The Center for Naval Analyses built their new report, “The Navy at a Tipping Point: maritime Dominance at Stake?” on a comforting trellis of assumptions:
“First, there will be a continued demand for a safe and secure global maritime environment. Advantages to having an open world economy and trade for all major powers are growing…Increasingly, nations are trying to formulate a set of maritime rules to support local/regional development and maritime policing of illicit activities.”
How nice! This vanilla-flavored assumption is positive, doesn’t challenge status quo, and, in addition, makes excellent consultancy fodder for high-paying corporate audiences.
But is this assumption valid? A recent bulletin from Inside the Pentagon (subscription, sorry) suggests otherwise:
“U.S. and Chinese officials agreed last December to hold the next plenary meeting under the 1998 bilateral Military Maritime Consultative Agreement (MMCA) in March or April of this year. But China subsequently suspended a range of military-to-military activities to protest the Pentagon’s planned arms sales to Taiwan. And now PACOM is confirming the safety talks are a casualty of that row.”
Oops. Other countries (particularly Asian navies that seem to have a higher tolerance for settling maritime disputes via intimidation and, often, gunfire) may not fully subscribe to the U.S. vision of maritime safety.
Here’s CNA’s second set of assumptions:
“Second, no other country (or combination of countries) will create the forces required for a navy with global influence…[other] navies can also conduct short-term surges for uses of force against low end threats or act as supporters to USN-led naval operations; however persistent out-of-area operations (even by a low number of assets) would quickly deplete their resources and political support at home.”

▶ [Activities]
[1] In the post about the CNA naval report, why did China suspend a range of military-to-military activities?
[2] List every abbreviation written in capital letters that appears in the post about the CNA naval report.
[3] Pick up the post about the CNA naval report after its last sentence and keep writing it.

▶ [Material shown]
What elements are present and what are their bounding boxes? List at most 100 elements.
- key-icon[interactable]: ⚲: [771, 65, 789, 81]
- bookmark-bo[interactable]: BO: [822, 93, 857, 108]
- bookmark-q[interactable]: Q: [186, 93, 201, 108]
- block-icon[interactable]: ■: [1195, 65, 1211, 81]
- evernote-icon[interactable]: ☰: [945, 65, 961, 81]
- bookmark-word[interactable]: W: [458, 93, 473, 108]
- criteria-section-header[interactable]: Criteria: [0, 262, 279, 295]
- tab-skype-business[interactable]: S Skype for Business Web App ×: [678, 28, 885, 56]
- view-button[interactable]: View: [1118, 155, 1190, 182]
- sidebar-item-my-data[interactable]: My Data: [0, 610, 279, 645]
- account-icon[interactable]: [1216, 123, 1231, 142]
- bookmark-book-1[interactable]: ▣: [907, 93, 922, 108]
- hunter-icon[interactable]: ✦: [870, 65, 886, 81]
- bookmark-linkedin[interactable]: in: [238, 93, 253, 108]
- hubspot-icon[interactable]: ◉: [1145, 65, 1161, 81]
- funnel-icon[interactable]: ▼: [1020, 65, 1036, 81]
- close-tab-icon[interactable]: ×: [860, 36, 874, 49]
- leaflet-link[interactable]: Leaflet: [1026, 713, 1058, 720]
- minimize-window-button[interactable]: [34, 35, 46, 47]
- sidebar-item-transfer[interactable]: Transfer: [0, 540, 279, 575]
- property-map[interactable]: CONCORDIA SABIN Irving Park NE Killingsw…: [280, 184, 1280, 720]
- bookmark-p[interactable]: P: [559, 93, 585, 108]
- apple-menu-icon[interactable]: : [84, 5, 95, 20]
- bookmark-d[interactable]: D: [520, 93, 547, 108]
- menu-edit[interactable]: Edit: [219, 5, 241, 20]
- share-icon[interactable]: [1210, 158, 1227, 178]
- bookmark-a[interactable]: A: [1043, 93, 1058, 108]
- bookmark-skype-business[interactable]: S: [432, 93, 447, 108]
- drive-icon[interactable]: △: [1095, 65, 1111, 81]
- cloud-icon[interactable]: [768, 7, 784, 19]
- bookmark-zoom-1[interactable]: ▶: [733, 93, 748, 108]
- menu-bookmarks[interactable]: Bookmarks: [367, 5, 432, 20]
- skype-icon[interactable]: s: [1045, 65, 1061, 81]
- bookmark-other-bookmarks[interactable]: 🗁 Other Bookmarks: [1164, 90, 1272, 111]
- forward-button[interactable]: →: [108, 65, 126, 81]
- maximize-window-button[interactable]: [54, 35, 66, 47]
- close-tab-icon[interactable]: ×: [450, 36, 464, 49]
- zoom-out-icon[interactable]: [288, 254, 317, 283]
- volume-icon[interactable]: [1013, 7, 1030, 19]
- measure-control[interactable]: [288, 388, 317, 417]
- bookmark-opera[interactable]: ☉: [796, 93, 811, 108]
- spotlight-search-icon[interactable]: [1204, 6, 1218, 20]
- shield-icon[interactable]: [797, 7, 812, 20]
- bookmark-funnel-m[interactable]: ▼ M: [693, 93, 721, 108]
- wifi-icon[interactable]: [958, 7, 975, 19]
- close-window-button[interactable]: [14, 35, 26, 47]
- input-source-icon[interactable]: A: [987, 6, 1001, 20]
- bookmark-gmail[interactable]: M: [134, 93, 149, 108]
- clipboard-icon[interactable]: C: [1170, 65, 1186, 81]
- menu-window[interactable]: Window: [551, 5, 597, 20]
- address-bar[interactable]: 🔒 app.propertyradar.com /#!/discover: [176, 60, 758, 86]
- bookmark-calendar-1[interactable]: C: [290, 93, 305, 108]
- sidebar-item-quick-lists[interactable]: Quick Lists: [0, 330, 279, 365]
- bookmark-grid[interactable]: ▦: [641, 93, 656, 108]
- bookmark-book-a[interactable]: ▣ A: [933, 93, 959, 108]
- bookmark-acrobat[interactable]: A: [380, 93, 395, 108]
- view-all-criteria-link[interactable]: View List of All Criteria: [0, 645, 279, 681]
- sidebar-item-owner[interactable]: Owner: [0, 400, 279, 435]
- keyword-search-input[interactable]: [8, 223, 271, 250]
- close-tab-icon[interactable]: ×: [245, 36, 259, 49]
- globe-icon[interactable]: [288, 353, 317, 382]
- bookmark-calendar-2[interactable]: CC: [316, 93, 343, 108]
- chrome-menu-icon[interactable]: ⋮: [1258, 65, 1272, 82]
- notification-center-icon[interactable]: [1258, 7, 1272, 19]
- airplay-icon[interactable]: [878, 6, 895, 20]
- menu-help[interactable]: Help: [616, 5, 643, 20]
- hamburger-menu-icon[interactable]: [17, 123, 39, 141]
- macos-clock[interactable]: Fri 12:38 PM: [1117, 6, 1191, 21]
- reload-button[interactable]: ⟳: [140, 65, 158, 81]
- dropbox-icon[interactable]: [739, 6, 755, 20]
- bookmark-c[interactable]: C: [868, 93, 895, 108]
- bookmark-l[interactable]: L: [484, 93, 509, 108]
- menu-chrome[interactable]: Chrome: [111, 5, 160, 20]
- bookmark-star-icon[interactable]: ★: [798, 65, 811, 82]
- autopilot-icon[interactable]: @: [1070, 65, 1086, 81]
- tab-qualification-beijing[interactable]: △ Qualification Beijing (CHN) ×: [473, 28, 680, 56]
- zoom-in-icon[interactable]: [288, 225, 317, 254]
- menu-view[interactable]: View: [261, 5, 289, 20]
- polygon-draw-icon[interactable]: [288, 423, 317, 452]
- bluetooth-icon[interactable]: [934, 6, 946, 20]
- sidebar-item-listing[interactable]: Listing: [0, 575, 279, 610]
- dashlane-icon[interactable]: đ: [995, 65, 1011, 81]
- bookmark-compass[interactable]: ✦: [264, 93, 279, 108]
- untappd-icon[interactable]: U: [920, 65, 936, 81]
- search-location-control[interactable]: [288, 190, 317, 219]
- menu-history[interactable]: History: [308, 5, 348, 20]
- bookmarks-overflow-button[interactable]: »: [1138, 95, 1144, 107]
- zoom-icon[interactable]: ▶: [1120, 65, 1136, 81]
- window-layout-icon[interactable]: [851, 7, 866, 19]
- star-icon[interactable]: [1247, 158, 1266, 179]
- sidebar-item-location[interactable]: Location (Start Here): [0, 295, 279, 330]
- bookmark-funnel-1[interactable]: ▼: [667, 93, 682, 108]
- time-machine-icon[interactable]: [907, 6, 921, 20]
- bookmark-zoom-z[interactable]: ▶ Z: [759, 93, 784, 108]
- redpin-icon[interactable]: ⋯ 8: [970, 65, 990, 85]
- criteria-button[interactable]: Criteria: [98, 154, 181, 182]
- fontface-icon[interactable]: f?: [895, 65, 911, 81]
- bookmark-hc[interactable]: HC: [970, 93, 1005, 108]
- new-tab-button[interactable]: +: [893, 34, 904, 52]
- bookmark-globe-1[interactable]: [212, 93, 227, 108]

▶ [Responses by task]
[1] To protest the Pentagon's planned arms sales to Taiwan.

[2] CNA, MMCA, PACOM, USN, U.S.

[3]
New navies, when well used, pay enormous domestic political dividends. Remember the Maine? Or the year-long voyage of the Great White Fleet? What about Imperial Germany’s use of their growing fleet to build/bolster a colonial empire? Wasn’t Germany’s acquisition of Tsingatao (done after the murder of German Catholic priests) rather…popular?
So..with history in mind, how might China (given its self-acknowledged internal domestic weaknesses) use their fleet? To forge a better sense of national unity, maybe?
Which brings us to CNA’s third assumption-set:
“…China is behaving exactly as every growing nation has behaved since the dawn of the Maritime Age in the 1400s…”
Hey, they got one right (two out of three ain’t bad)…but, hey…Didn’t those new navies ultimately make the seas less safe? Did they not lead to increased conflict at sea? To wider naval conflict?
Seems that the CNA researchers don’t think so.
To be blunt: Other nations may share U.S. appreciation for a “safe and secure global maritime environment.” The problem is that other nations may define “safe and secure” somewhat differently than America does.
U.S. defense thinkers must stop assuming the rest of the world shares our world view. You heard it here first…America’s habit of mirror-imaging (a symptom of having a rather poor grasp of history) is a well-known point of exploitation.